··· 本文抜粋 ···

そう言えば、最近僕の住むアパートメントの大家さんを見かけないなと思っていたら、1カ月くらいバカンスに行っていたようです。
「あら? 言ったじゃない。長期で旅行するって。それよりも、この前アイントラハトの試合を観ていたら、ヤパーナー(日本人)がひとり増えているじゃない。男前のマコトと、もうひとりマコトより若そうだけど、なんだかスポーツが苦手そうな痩せっぽちの子よ。あの子、ちゃんとご飯食べているのかしら?」
「あぁ、その選手は鎌田大地という若者です。テレビ越しだとひ弱に見えますが、身長は180cmあるんですよ。体重も72kgなので、それなりかと」
「180cmなんて、ドイツなら女の子でもいっぱいいるわよ。あなた、今度彼に会ったら『ちゃんとご飯食べなさい』って伝えておいて」
セリエAへの移籍話もあったが。
大家さんに心配された鎌田ですが、今シーズンの彼には躍進の匂いが漂っています。今の鎌田は、間違いなくアイントラハトの中心選手として捉えられています。
昨季はレンタル先のシント・トロイデンで公式戦16ゴール9アシストをマーク。実績を積み上げ、所属クラブへカムバックしました。ただ、今季始動からプレキャンプまではアドル・ヒュッター監督からの評価が依然として高まらず、セリエA・ジェノアへの移籍などが取り沙汰されていました。
本人もカルチョの国で奮起するつもりだったようですが、アイントラハトには幾つかの不確定要素がありました。それは昨季、猛威を振るったルカ・ヨビッチ、セバスチャン・アレ、アンテ・レビッチという“マジカル・トライアングル”が相次いで移籍してしまうかもしれなかったからです。

··· 提供データ ···

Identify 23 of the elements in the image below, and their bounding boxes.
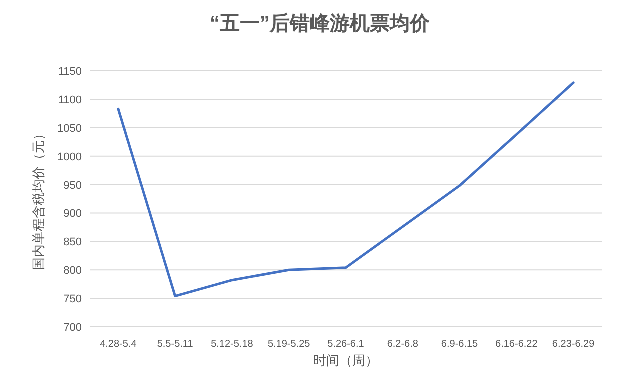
y-tick-label: 1150 <box>58 66 82 78</box>
x-tick-label: 6.23-6.29 <box>552 339 596 350</box>
y-tick-label: 900 <box>64 208 82 220</box>
x-tick-label: 5.5-5.11 <box>157 339 194 350</box>
y-tick-label: 800 <box>64 265 82 278</box>
x-tick-label: 6.2-6.8 <box>387 339 419 350</box>
x-axis-title: 时间（周） <box>314 353 378 367</box>
x-tick-label: 6.16-6.22 <box>496 339 538 350</box>
x-tick-label: 4.28-5.4 <box>100 339 138 350</box>
y-tick-label: 1000 <box>58 151 82 164</box>
y-tick-label: 850 <box>64 236 82 249</box>
y-tick-label: 1050 <box>58 122 82 135</box>
y-tick-label: 700 <box>64 322 82 334</box>
y-tick-label: 750 <box>64 294 82 306</box>
y-tick-label: 950 <box>64 180 82 192</box>
y-axis-title: 国内单程含税均价（元） <box>31 128 46 270</box>
y-tick-label: 1100 <box>58 94 82 106</box>
x-tick-label: 6.9-6.15 <box>441 339 479 350</box>
chart-title: “五一”后错峰游机票均价 <box>210 12 431 35</box>
x-tick-label: 5.12-5.18 <box>211 339 254 350</box>
x-tick-label: 5.26-6.1 <box>328 339 365 350</box>
line-series <box>117 82 575 298</box>
x-tick-label: 5.19-5.25 <box>268 339 311 350</box>
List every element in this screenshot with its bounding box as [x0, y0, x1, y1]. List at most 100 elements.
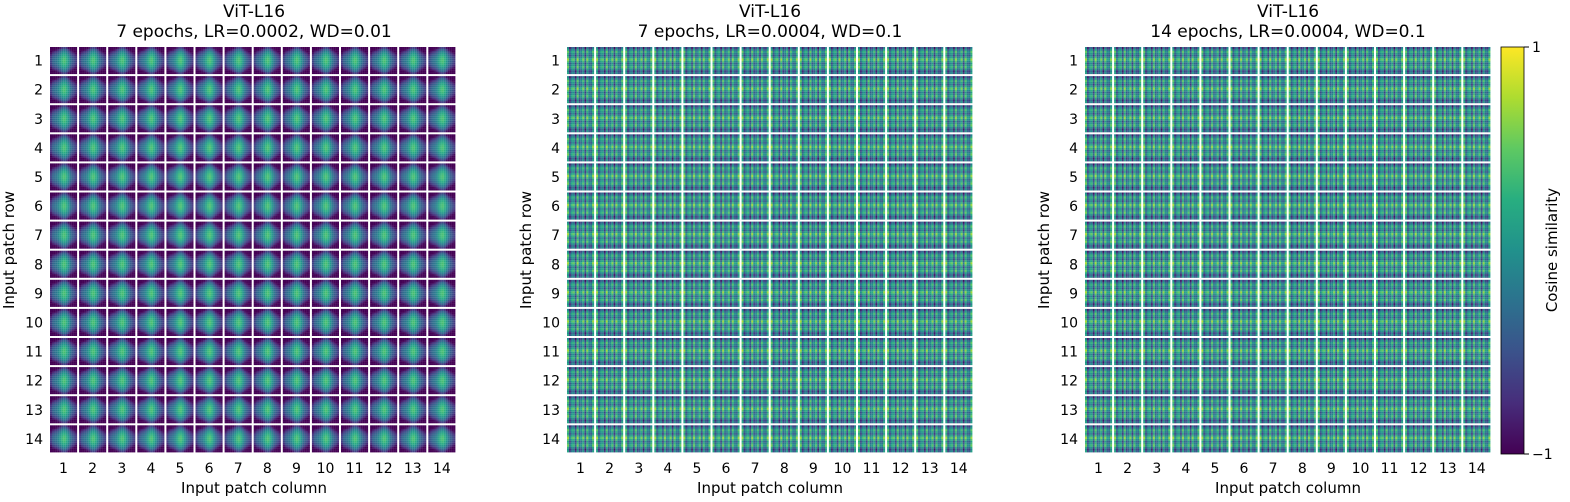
panel-2-cell-r9-c5 — [683, 279, 711, 307]
panel-3-cell-r5-c4 — [1172, 163, 1200, 191]
panel-1-cell-r6-c3 — [108, 192, 136, 220]
panel-2-cell-r14-c2 — [596, 425, 624, 453]
panel-2-cell-r8-c9 — [799, 250, 827, 278]
panel-3-cell-r13-c7 — [1259, 396, 1287, 424]
panel-1-cell-r7-c10 — [311, 221, 339, 249]
panel-1-cell-r2-c3 — [108, 76, 136, 104]
panel-3-cell-r7-c9 — [1317, 221, 1345, 249]
panel-2-cell-r13-c12 — [887, 396, 915, 424]
panel-1-cell-r2-c10 — [311, 76, 339, 104]
panel-3-cell-r6-c2 — [1114, 192, 1142, 220]
panel-1-cell-r10-c2 — [79, 308, 107, 336]
panel-3-cell-r13-c14 — [1463, 396, 1491, 424]
panel-3-cell-r2-c1 — [1085, 76, 1113, 104]
panel-3-cell-r10-c13 — [1434, 308, 1462, 336]
panel-3-cell-r5-c8 — [1288, 163, 1316, 191]
panel-3-cell-r10-c4 — [1172, 308, 1200, 336]
panel-2-cell-r4-c9 — [799, 134, 827, 162]
panel-3-cell-r9-c4 — [1172, 279, 1200, 307]
panel-1-cell-r9-c13 — [399, 279, 427, 307]
panel-2-col-tick-label: 2 — [605, 461, 614, 477]
panel-2-cell-r5-c2 — [596, 163, 624, 191]
panel-3-cell-r2-c5 — [1201, 76, 1229, 104]
panel-1-cell-r14-c6 — [195, 425, 223, 453]
panel-3-cell-r7-c4 — [1172, 221, 1200, 249]
panel-2-cell-r12-c13 — [916, 367, 944, 395]
panel-2-cell-r8-c3 — [625, 250, 653, 278]
panel-2-cell-r9-c8 — [770, 279, 798, 307]
panel-1-col-ticks: 1 2 3 4 5 6 7 8 9 10 11 12 13 14 — [59, 461, 451, 477]
panel-2-cell-r10-c11 — [858, 308, 886, 336]
panel-3-cell-r14-c1 — [1085, 425, 1113, 453]
panel-2-cell-r8-c14 — [945, 250, 973, 278]
panel-3-col-tick-label: 9 — [1327, 461, 1336, 477]
panel-1-cell-r4-c7 — [224, 134, 252, 162]
panel-1-row-tick-label: 12 — [25, 374, 43, 390]
panel-1-cell-r4-c11 — [341, 134, 369, 162]
panel-2-col-tick-label: 4 — [663, 461, 672, 477]
panel-2-cell-r10-c9 — [799, 308, 827, 336]
panel-2-cell-r2-c10 — [828, 76, 856, 104]
panel-1-cell-r1-c8 — [253, 47, 281, 75]
panel-3-cell-r9-c13 — [1434, 279, 1462, 307]
panel-2-cell-r14-c12 — [887, 425, 915, 453]
panel-1-cell-r13-c2 — [79, 396, 107, 424]
panel-3-cell-r9-c14 — [1463, 279, 1491, 307]
panel-2-cell-r14-c10 — [828, 425, 856, 453]
panel-2-cell-r14-c9 — [799, 425, 827, 453]
panel-3-cell-r13-c4 — [1172, 396, 1200, 424]
panel-3-cell-r4-c4 — [1172, 134, 1200, 162]
panel-1-cell-r1-c2 — [79, 47, 107, 75]
panel-2-cell-r3-c2 — [596, 105, 624, 133]
panel-3-cell-r8-c10 — [1346, 250, 1374, 278]
panel-2-cell-r9-c10 — [828, 279, 856, 307]
panel-1-cell-r6-c6 — [195, 192, 223, 220]
panel-2-cell-r2-c4 — [654, 76, 682, 104]
panel-3-cell-r1-c14 — [1463, 47, 1491, 75]
panel-1-ylabel: Input patch row — [0, 191, 18, 309]
panel-2-cell-r11-c6 — [712, 338, 740, 366]
panel-2-cell-r4-c1 — [567, 134, 595, 162]
panel-2-col-tick-label: 9 — [809, 461, 818, 477]
panel-2-cell-r9-c1 — [567, 279, 595, 307]
panel-2-cell-r6-c4 — [654, 192, 682, 220]
panel-3-cell-r11-c1 — [1085, 338, 1113, 366]
panel-1-cell-r8-c5 — [166, 250, 194, 278]
panel-2-cell-r9-c7 — [741, 279, 769, 307]
panel-2-cell-r3-c11 — [858, 105, 886, 133]
panel-2-cell-r1-c1 — [567, 47, 595, 75]
panel-2-col-tick-label: 6 — [722, 461, 731, 477]
panel-1-col-tick-label: 10 — [317, 461, 335, 477]
panel-2-cell-r7-c10 — [828, 221, 856, 249]
panel-3-cell-r8-c8 — [1288, 250, 1316, 278]
panel-2-row-tick-label: 13 — [542, 403, 560, 419]
panel-3-cell-r4-c8 — [1288, 134, 1316, 162]
panel-2-cell-r13-c14 — [945, 396, 973, 424]
panel-1-cell-r14-c13 — [399, 425, 427, 453]
panel-2-cell-r5-c10 — [828, 163, 856, 191]
panel-3-col-tick-label: 6 — [1240, 461, 1249, 477]
panel-1-cell-r2-c9 — [282, 76, 310, 104]
panel-1-col-tick-label: 1 — [59, 461, 68, 477]
panel-1-cell-r1-c5 — [166, 47, 194, 75]
panel-2-col-tick-label: 14 — [950, 461, 968, 477]
panel-1-cell-r12-c13 — [399, 367, 427, 395]
panel-3-cell-r3-c13 — [1434, 105, 1462, 133]
panel-1-cell-r9-c12 — [370, 279, 398, 307]
panel-2-cell-r4-c12 — [887, 134, 915, 162]
panel-2-cell-r14-c8 — [770, 425, 798, 453]
panel-3-cell-r14-c9 — [1317, 425, 1345, 453]
panel-3-cell-r3-c8 — [1288, 105, 1316, 133]
panel-3-xlabel: Input patch column — [1215, 479, 1361, 497]
panel-2-cell-r11-c1 — [567, 338, 595, 366]
panel-1-cell-r8-c2 — [79, 250, 107, 278]
panel-3-cell-r7-c3 — [1143, 221, 1171, 249]
panel-1-cell-r11-c2 — [79, 338, 107, 366]
panel-2-cell-r13-c10 — [828, 396, 856, 424]
panel-3-cell-r1-c2 — [1114, 47, 1142, 75]
panel-1-cell-r8-c9 — [282, 250, 310, 278]
panel-2-cell-r5-c5 — [683, 163, 711, 191]
panel-2-cell-r12-c7 — [741, 367, 769, 395]
panel-1-cell-r7-c1 — [50, 221, 78, 249]
panel-2-row-tick-label: 8 — [551, 257, 560, 273]
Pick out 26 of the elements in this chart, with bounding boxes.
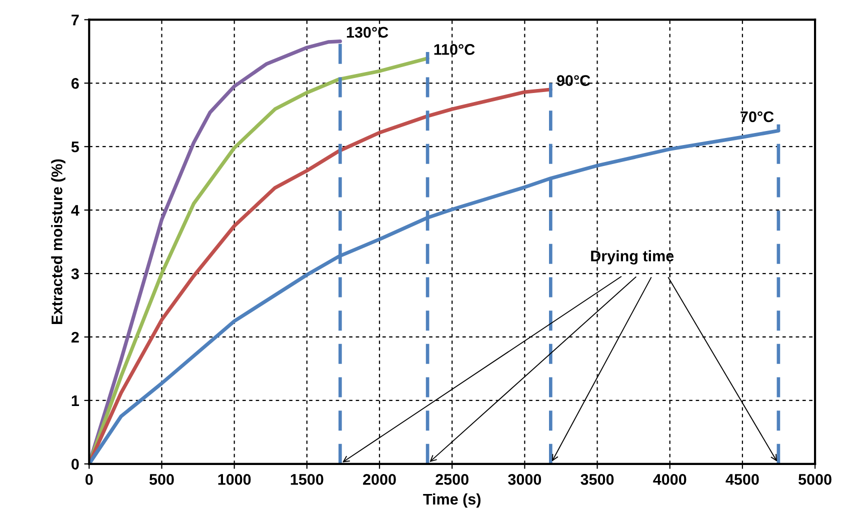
x-tick-label: 3500 <box>580 474 614 485</box>
y-tick-label: 3 <box>71 268 79 280</box>
series-label: 130°C <box>346 26 388 38</box>
y-tick-label: 4 <box>71 205 80 216</box>
x-tick-label: 5000 <box>798 474 832 485</box>
y-tick-label: 1 <box>72 395 79 406</box>
y-tick-label: 5 <box>71 142 79 152</box>
annotation: Drying time <box>591 250 674 264</box>
x-tick-label: 2000 <box>363 474 396 485</box>
series-label: 90°C <box>557 75 590 86</box>
y-tick-label: 2 <box>71 332 79 343</box>
y-tick-label: 6 <box>71 78 79 89</box>
x-tick-label: 500 <box>149 474 174 485</box>
x-tick-label: 1500 <box>290 474 324 485</box>
x-tick-label: 0 <box>86 474 93 485</box>
x-tick-label: 3000 <box>508 474 542 485</box>
series-label: 110°C <box>434 44 475 55</box>
y-axis-title: Extracted moisture (%) <box>51 159 66 324</box>
x-tick-label: 1000 <box>218 474 251 485</box>
x-tick-label: 2500 <box>436 474 468 485</box>
x-tick-label: 4500 <box>726 474 759 485</box>
y-tick-label: 7 <box>72 14 79 26</box>
x-tick-label: 4000 <box>653 474 686 485</box>
y-tick-label: 0 <box>72 458 79 470</box>
series-label: 70°C <box>740 111 774 122</box>
x-axis-title: Time (s) <box>423 493 480 508</box>
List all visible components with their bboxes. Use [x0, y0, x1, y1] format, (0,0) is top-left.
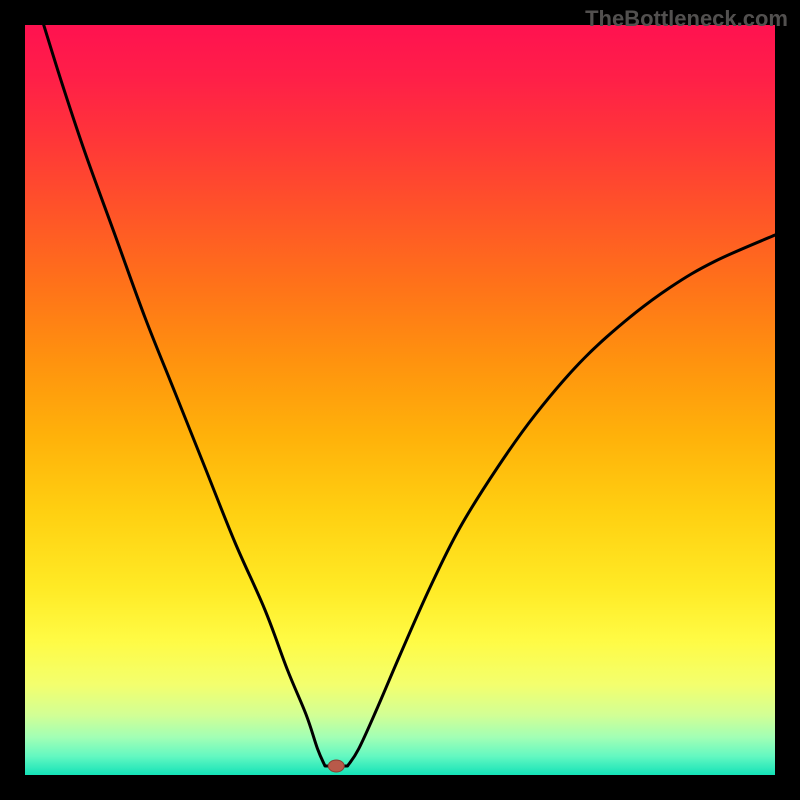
watermark-text: TheBottleneck.com	[585, 6, 788, 32]
chart-svg	[0, 0, 800, 800]
chart-gradient-background	[25, 25, 775, 775]
bottleneck-chart: TheBottleneck.com	[0, 0, 800, 800]
optimal-marker	[328, 760, 344, 772]
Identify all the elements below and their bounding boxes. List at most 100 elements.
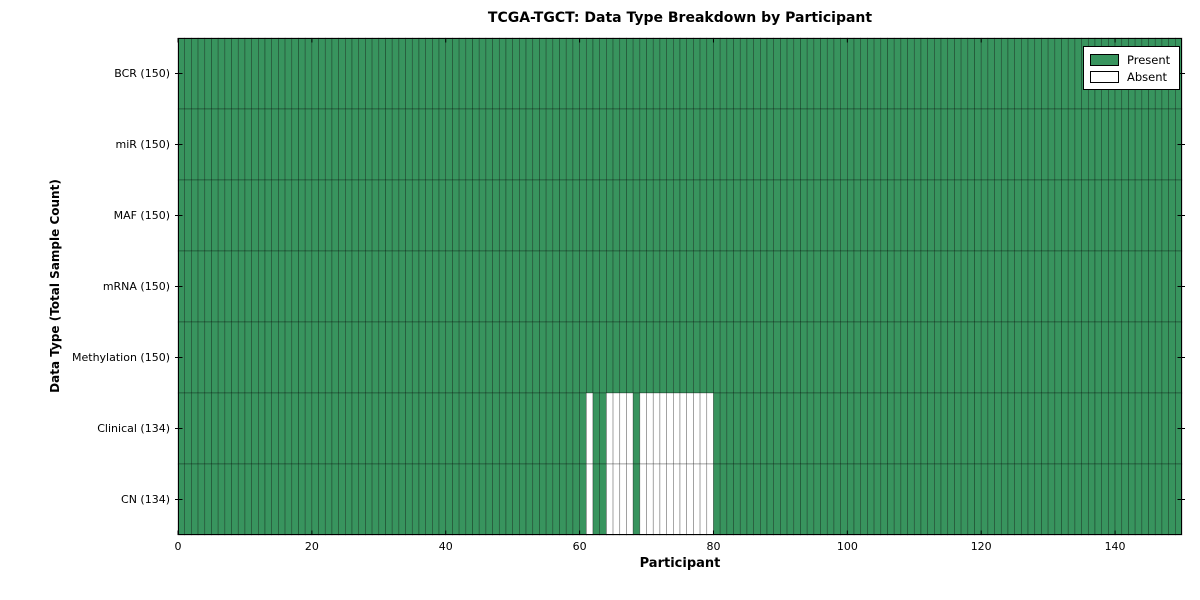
cell-present <box>264 108 273 181</box>
cell-present <box>472 179 480 252</box>
cell-present <box>224 179 232 252</box>
cell-present <box>472 463 480 536</box>
cell-present <box>840 392 848 465</box>
cell-present <box>1007 108 1015 181</box>
cell-present <box>318 37 326 110</box>
cell-absent <box>699 392 708 465</box>
cell-present <box>853 463 862 536</box>
cell-present <box>1021 321 1029 394</box>
cell-present <box>478 321 487 394</box>
cell-present <box>913 179 922 252</box>
cell-present <box>391 37 400 110</box>
y-axis-label: Data Type (Total Sample Count) <box>48 179 62 393</box>
cell-present <box>733 321 741 394</box>
cell-present <box>713 108 721 181</box>
cell-present <box>1148 108 1156 181</box>
cell-present <box>693 250 701 323</box>
cell-present <box>311 392 319 465</box>
cell-present <box>251 37 259 110</box>
cell-present <box>679 179 687 252</box>
cell-present <box>465 321 473 394</box>
cell-present <box>1061 250 1069 323</box>
cell-present <box>686 250 694 323</box>
cell-present <box>1034 392 1042 465</box>
cell-present <box>318 321 326 394</box>
cell-present <box>927 463 935 536</box>
cell-present <box>646 37 654 110</box>
cell-present <box>1168 250 1176 323</box>
cell-present <box>826 108 835 181</box>
cell-present <box>251 250 259 323</box>
cell-present <box>278 392 286 465</box>
cell-present <box>345 463 353 536</box>
cell-present <box>773 179 781 252</box>
cell-present <box>258 108 266 181</box>
heatmap-grid <box>175 37 1185 536</box>
cell-present <box>974 179 982 252</box>
cell-present <box>519 179 527 252</box>
cell-present <box>284 392 293 465</box>
cell-present <box>458 463 467 536</box>
cell-present <box>760 250 768 323</box>
cell-present <box>445 321 453 394</box>
cell-present <box>773 250 781 323</box>
cell-present <box>813 321 821 394</box>
cell-present <box>1101 321 1109 394</box>
cell-present <box>673 108 681 181</box>
cell-present <box>391 463 400 536</box>
cell-present <box>793 250 801 323</box>
cell-present <box>960 179 969 252</box>
cell-present <box>806 250 815 323</box>
cell-present <box>847 321 855 394</box>
cell-absent <box>706 463 714 536</box>
cell-present <box>338 250 346 323</box>
cell-present <box>258 463 266 536</box>
cell-present <box>1061 392 1069 465</box>
cell-present <box>512 463 520 536</box>
cell-present <box>498 250 507 323</box>
cell-present <box>967 250 975 323</box>
cell-present <box>552 179 560 252</box>
cell-present <box>773 321 781 394</box>
cell-present <box>1027 321 1036 394</box>
cell-present <box>258 37 266 110</box>
cell-present <box>264 321 273 394</box>
cell-present <box>284 108 293 181</box>
cell-present <box>934 108 942 181</box>
cell-present <box>1148 392 1156 465</box>
cell-present <box>432 108 440 181</box>
cell-present <box>626 108 634 181</box>
cell-present <box>940 463 949 536</box>
cell-present <box>900 250 908 323</box>
cell-present <box>719 37 728 110</box>
cell-present <box>331 108 339 181</box>
cell-present <box>760 463 768 536</box>
cell-present <box>599 108 607 181</box>
cell-present <box>191 179 199 252</box>
cell-present <box>304 108 313 181</box>
cell-present <box>231 108 239 181</box>
cell-present <box>1108 392 1116 465</box>
cell-present <box>980 37 989 110</box>
cell-absent <box>585 392 594 465</box>
cell-present <box>1087 179 1096 252</box>
cell-present <box>1014 463 1022 536</box>
cell-present <box>833 250 841 323</box>
cell-present <box>505 321 513 394</box>
cell-present <box>927 392 935 465</box>
cell-present <box>1061 179 1069 252</box>
cell-present <box>237 108 246 181</box>
cell-present <box>452 250 460 323</box>
cell-present <box>284 37 293 110</box>
cell-present <box>619 179 627 252</box>
cell-present <box>686 37 694 110</box>
cell-present <box>1047 321 1056 394</box>
cell-present <box>793 179 801 252</box>
cell-present <box>237 37 246 110</box>
cell-present <box>298 392 306 465</box>
cell-present <box>1000 37 1009 110</box>
cell-present <box>1000 463 1009 536</box>
cell-present <box>1027 37 1036 110</box>
cell-present <box>478 250 487 323</box>
cell-present <box>1074 108 1082 181</box>
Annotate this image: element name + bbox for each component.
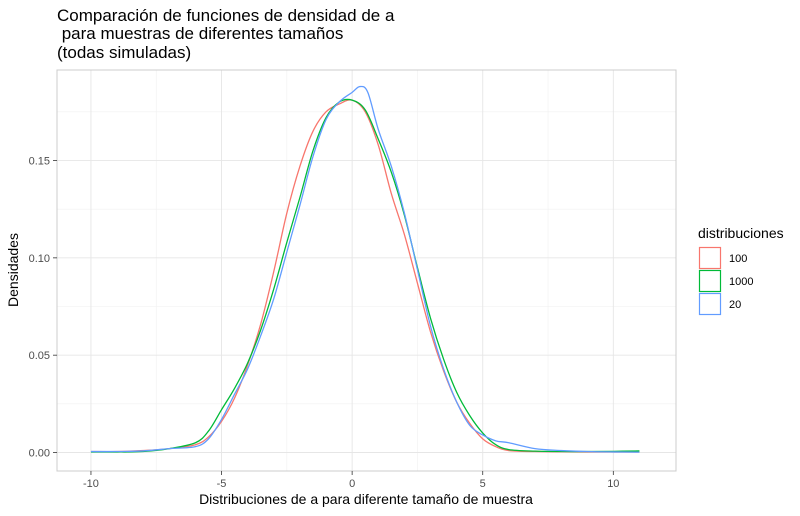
y-tick-label: 0.15 [29, 156, 50, 168]
legend-label-100: 100 [729, 253, 747, 265]
x-tick-label: 10 [607, 478, 619, 490]
y-tick-label: 0.10 [29, 253, 50, 265]
legend-title: distribuciones [698, 225, 784, 241]
legend-key-100 [698, 246, 722, 270]
panel-background [57, 70, 676, 471]
density-line-20 [90, 85, 640, 453]
grid-lines [57, 70, 676, 471]
x-tick-label: 0 [349, 478, 355, 490]
y-tick-label: 0.00 [29, 448, 50, 460]
chart-title-line-3: (todas simuladas) [57, 43, 191, 62]
x-tick-label: -10 [83, 478, 99, 490]
density-lines [90, 85, 640, 453]
x-axis-title: Distribuciones de a para diferente tamañ… [199, 491, 533, 507]
plot-panel [57, 70, 676, 471]
legend-key-1000 [698, 269, 722, 293]
legend-label-1000: 1000 [729, 276, 753, 288]
legend: distribuciones 100 1000 20 [698, 225, 784, 316]
chart-title-line-1: Comparación de funciones de densidad de … [57, 6, 395, 25]
y-axis-title: Densidades [5, 233, 21, 307]
panel-border [56, 69, 677, 472]
x-axis-ticks: -10 -5 0 5 10 [83, 471, 619, 490]
y-tick-label: 0.05 [29, 350, 50, 362]
chart-title: Comparación de funciones de densidad de … [57, 6, 395, 62]
density-line-1000 [90, 98, 640, 453]
legend-label-20: 20 [729, 299, 741, 311]
legend-key-20 [698, 292, 722, 316]
x-tick-label: 5 [480, 478, 486, 490]
x-tick-label: -5 [217, 478, 227, 490]
chart-title-line-2: para muestras de diferentes tamaños [57, 24, 343, 43]
y-axis-ticks: 0.00 0.05 0.10 0.15 [29, 156, 57, 460]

···

* 練習問題 *
1. 次の(a)〜(c)が本文の内容と合っているか、それぞれ「はい」か「いいえ」で答え、根拠となる本文の語句をそのまま引用せよ。
(a) 大家さんは1カ月くらいバカンスに行っていたようだ。
(b) 鎌田の身長は185cmである。
(c) 鎌田は昨季、シント・トロイデンで公式戦16ゴール9アシストを記録した。
2. 本文の「今の鎌田は、間違いなくアイントラハトの中心選手として捉えられています。」という一文を英語に訳せ。
3. 本文に姓と名の両方がそろって書かれている人物を、すべて挙げよ。

* 解答例 *
1.
(a) はい。「1カ月くらいバカンスに行っていたようです」
(b) いいえ。「身長は180cmあるんですよ」
(c) はい。「昨季はレンタル先のシント・トロイデンで公式戦16ゴール9アシストをマーク」

2. Kamada is now undoubtedly regarded as a central player for Eintracht.

3. 鎌田大地、アドル・ヒュッター、ルカ・ヨビッチ、セバスチャン・アレ、アンテ・レビッチ